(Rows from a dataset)
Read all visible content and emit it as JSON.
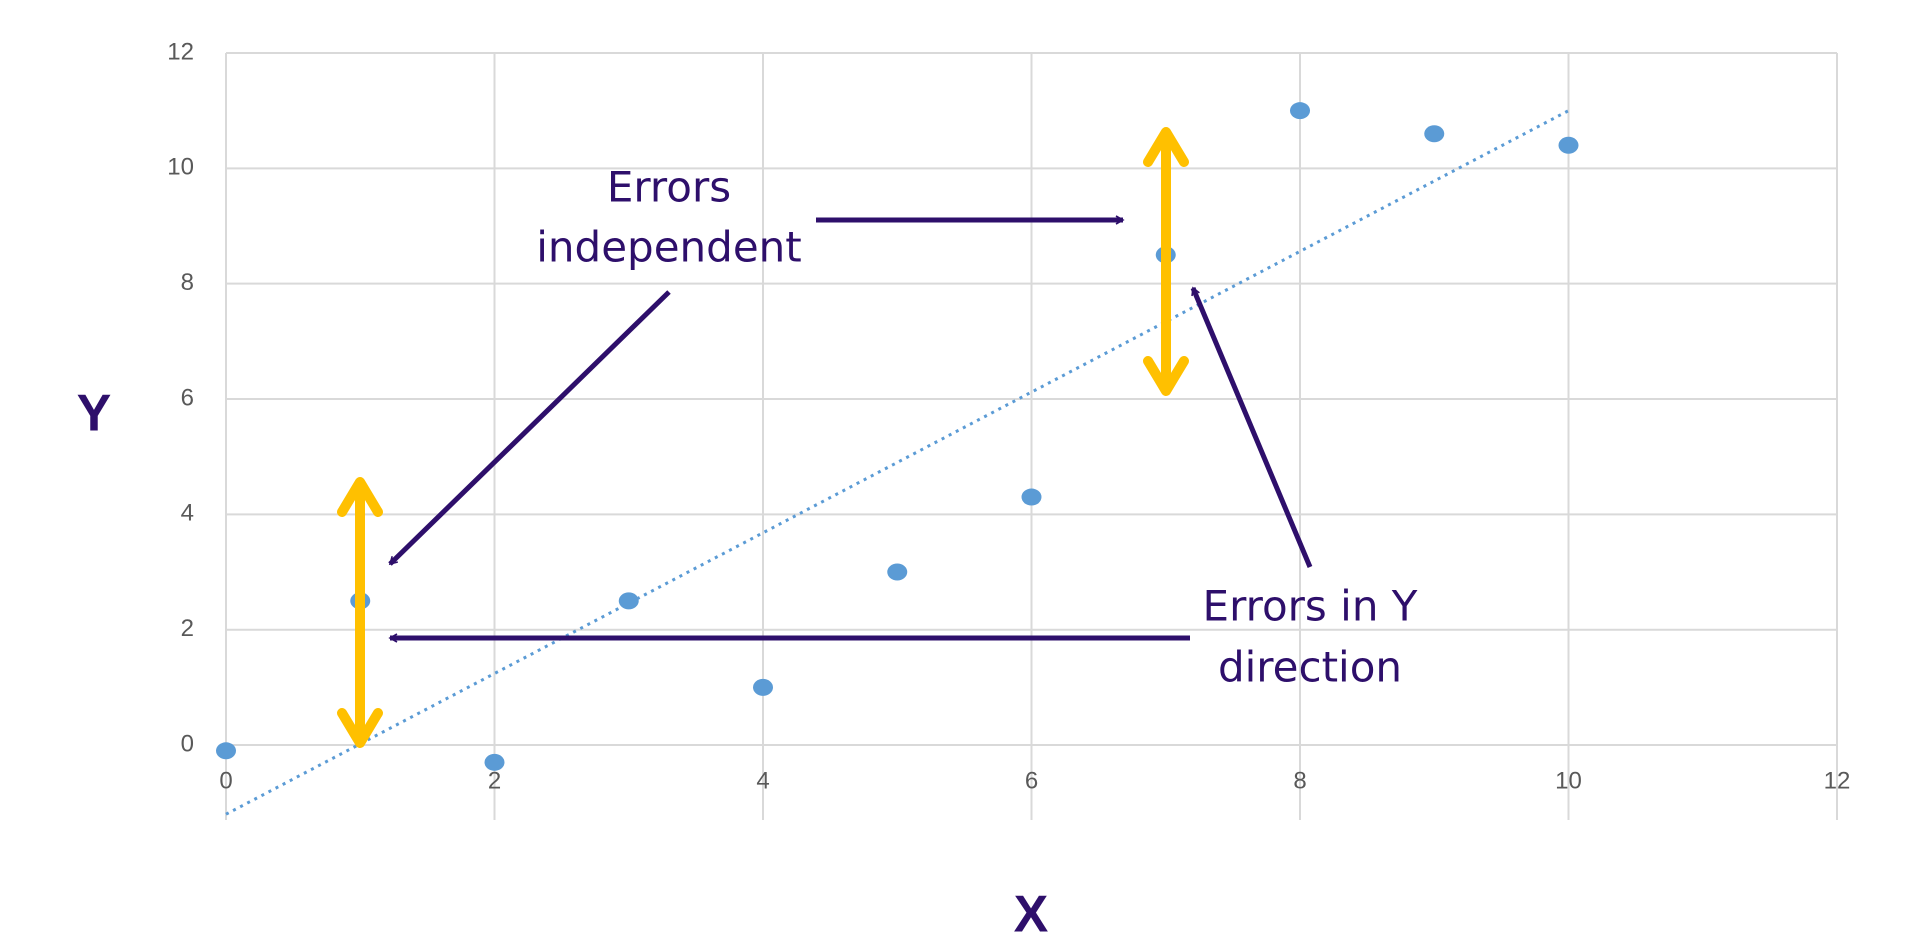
{
  "chart_data": {
    "type": "scatter",
    "x_label": "X",
    "y_label": "Y",
    "x": [
      0,
      1,
      2,
      3,
      4,
      5,
      6,
      7,
      8,
      9,
      10
    ],
    "series": [
      {
        "color": "#5b9bd5",
        "values": [
          -0.1,
          2.5,
          -0.3,
          2.5,
          1.0,
          3.0,
          4.3,
          8.5,
          11,
          10.6,
          10.4
        ]
      }
    ],
    "trendline": {
      "x": [
        0,
        10
      ],
      "values": [
        -1.2,
        11
      ],
      "color": "#5b9bd5"
    },
    "xlim": [
      0,
      12
    ],
    "ylim": [
      -1.3,
      12
    ],
    "xticks": [
      0,
      2,
      4,
      6,
      8,
      10,
      12
    ],
    "yticks": [
      0,
      2,
      4,
      6,
      8,
      10,
      12
    ],
    "grid": true,
    "annotations": [
      {
        "lines": [
          "Errors",
          "independent"
        ]
      },
      {
        "lines": [
          "Errors in Y",
          "direction"
        ]
      }
    ]
  }
}
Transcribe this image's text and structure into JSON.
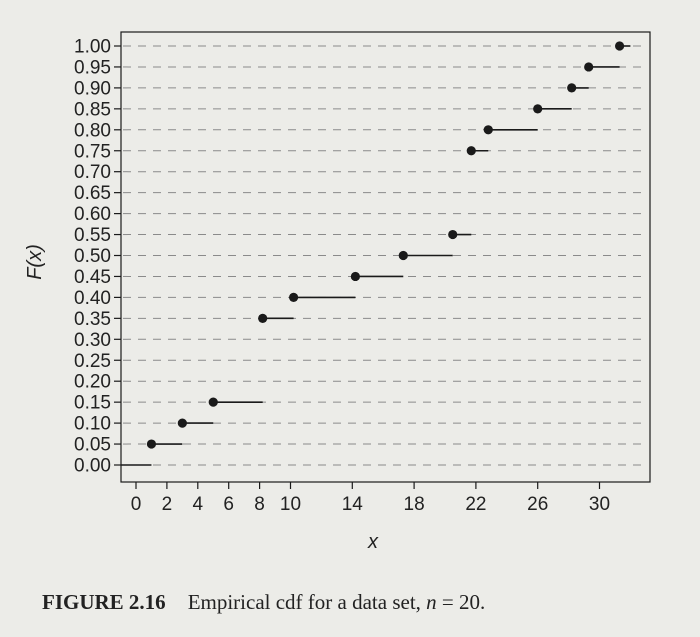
{
  "chart_data": {
    "type": "line",
    "subtype": "step",
    "xlabel": "x",
    "ylabel": "F(x)",
    "xlim": [
      -1,
      32
    ],
    "ylim": [
      0,
      1.05
    ],
    "x_ticks": [
      0,
      2,
      4,
      6,
      8,
      10,
      14,
      18,
      22,
      26,
      30
    ],
    "y_ticks": [
      "0.00",
      "0.05",
      "0.10",
      "0.15",
      "0.20",
      "0.25",
      "0.30",
      "0.35",
      "0.40",
      "0.45",
      "0.50",
      "0.55",
      "0.60",
      "0.65",
      "0.70",
      "0.75",
      "0.80",
      "0.85",
      "0.90",
      "0.95",
      "1.00"
    ],
    "y_grid": "dashed",
    "series": [
      {
        "steps": [
          {
            "x0": -1,
            "x1": 1.0,
            "y": 0.0,
            "dot": false
          },
          {
            "x0": 1.0,
            "x1": 3.0,
            "y": 0.05,
            "dot": true
          },
          {
            "x0": 3.0,
            "x1": 5.0,
            "y": 0.1,
            "dot": true
          },
          {
            "x0": 5.0,
            "x1": 8.2,
            "y": 0.15,
            "dot": true
          },
          {
            "x0": 8.2,
            "x1": 10.2,
            "y": 0.35,
            "dot": true
          },
          {
            "x0": 10.2,
            "x1": 14.2,
            "y": 0.4,
            "dot": true
          },
          {
            "x0": 14.2,
            "x1": 17.3,
            "y": 0.45,
            "dot": true
          },
          {
            "x0": 17.3,
            "x1": 20.5,
            "y": 0.5,
            "dot": true
          },
          {
            "x0": 20.5,
            "x1": 21.7,
            "y": 0.55,
            "dot": true
          },
          {
            "x0": 21.7,
            "x1": 22.8,
            "y": 0.75,
            "dot": true
          },
          {
            "x0": 22.8,
            "x1": 26.0,
            "y": 0.8,
            "dot": true
          },
          {
            "x0": 26.0,
            "x1": 28.2,
            "y": 0.85,
            "dot": true
          },
          {
            "x0": 28.2,
            "x1": 29.3,
            "y": 0.9,
            "dot": true
          },
          {
            "x0": 29.3,
            "x1": 31.3,
            "y": 0.95,
            "dot": true
          },
          {
            "x0": 31.3,
            "x1": 32.0,
            "y": 1.0,
            "dot": true
          }
        ]
      }
    ]
  },
  "caption": {
    "label": "FIGURE 2.16",
    "text_before": "Empirical cdf for a data set, ",
    "var": "n",
    "text_after": " = 20."
  },
  "colors": {
    "ink": "#1a1a1a",
    "grid": "#8a8a8a",
    "background": "#ecece8"
  }
}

» **What the exercise asks**
Repeat the data exactly, dropping every picture it holds.

» **Answer to this exercise**
Read all visible content and emit it as JSON.
{
  "chart_data": {
    "type": "scatter",
    "x_label": "X",
    "y_label": "Y",
    "x": [
      0,
      1,
      2,
      3,
      4,
      5,
      6,
      7,
      8,
      9,
      10
    ],
    "series": [
      {
        "color": "#5b9bd5",
        "values": [
          -0.1,
          2.5,
          -0.3,
          2.5,
          1.0,
          3.0,
          4.3,
          8.5,
          11,
          10.6,
          10.4
        ]
      }
    ],
    "trendline": {
      "x": [
        0,
        10
      ],
      "values": [
        -1.2,
        11
      ],
      "color": "#5b9bd5"
    },
    "xlim": [
      0,
      12
    ],
    "ylim": [
      -1.3,
      12
    ],
    "xticks": [
      0,
      2,
      4,
      6,
      8,
      10,
      12
    ],
    "yticks": [
      0,
      2,
      4,
      6,
      8,
      10,
      12
    ],
    "grid": true,
    "annotations": [
      {
        "lines": [
          "Errors",
          "independent"
        ]
      },
      {
        "lines": [
          "Errors in Y",
          "direction"
        ]
      }
    ]
  }
}
Transcribe this image's text and structure into JSON.
{
  "chart_data": {
    "type": "line",
    "subtype": "step",
    "xlabel": "x",
    "ylabel": "F(x)",
    "xlim": [
      -1,
      32
    ],
    "ylim": [
      0,
      1.05
    ],
    "x_ticks": [
      0,
      2,
      4,
      6,
      8,
      10,
      14,
      18,
      22,
      26,
      30
    ],
    "y_ticks": [
      "0.00",
      "0.05",
      "0.10",
      "0.15",
      "0.20",
      "0.25",
      "0.30",
      "0.35",
      "0.40",
      "0.45",
      "0.50",
      "0.55",
      "0.60",
      "0.65",
      "0.70",
      "0.75",
      "0.80",
      "0.85",
      "0.90",
      "0.95",
      "1.00"
    ],
    "y_grid": "dashed",
    "series": [
      {
        "steps": [
          {
            "x0": -1,
            "x1": 1.0,
            "y": 0.0,
            "dot": false
          },
          {
            "x0": 1.0,
            "x1": 3.0,
            "y": 0.05,
            "dot": true
          },
          {
            "x0": 3.0,
            "x1": 5.0,
            "y": 0.1,
            "dot": true
          },
          {
            "x0": 5.0,
            "x1": 8.2,
            "y": 0.15,
            "dot": true
          },
          {
            "x0": 8.2,
            "x1": 10.2,
            "y": 0.35,
            "dot": true
          },
          {
            "x0": 10.2,
            "x1": 14.2,
            "y": 0.4,
            "dot": true
          },
          {
            "x0": 14.2,
            "x1": 17.3,
            "y": 0.45,
            "dot": true
          },
          {
            "x0": 17.3,
            "x1": 20.5,
            "y": 0.5,
            "dot": true
          },
          {
            "x0": 20.5,
            "x1": 21.7,
            "y": 0.55,
            "dot": true
          },
          {
            "x0": 21.7,
            "x1": 22.8,
            "y": 0.75,
            "dot": true
          },
          {
            "x0": 22.8,
            "x1": 26.0,
            "y": 0.8,
            "dot": true
          },
          {
            "x0": 26.0,
            "x1": 28.2,
            "y": 0.85,
            "dot": true
          },
          {
            "x0": 28.2,
            "x1": 29.3,
            "y": 0.9,
            "dot": true
          },
          {
            "x0": 29.3,
            "x1": 31.3,
            "y": 0.95,
            "dot": true
          },
          {
            "x0": 31.3,
            "x1": 32.0,
            "y": 1.0,
            "dot": true
          }
        ]
      }
    ]
  },
  "caption": {
    "label": "FIGURE 2.16",
    "text_before": "Empirical cdf for a data set, ",
    "var": "n",
    "text_after": " = 20."
  },
  "colors": {
    "ink": "#1a1a1a",
    "grid": "#8a8a8a",
    "background": "#ecece8"
  }
}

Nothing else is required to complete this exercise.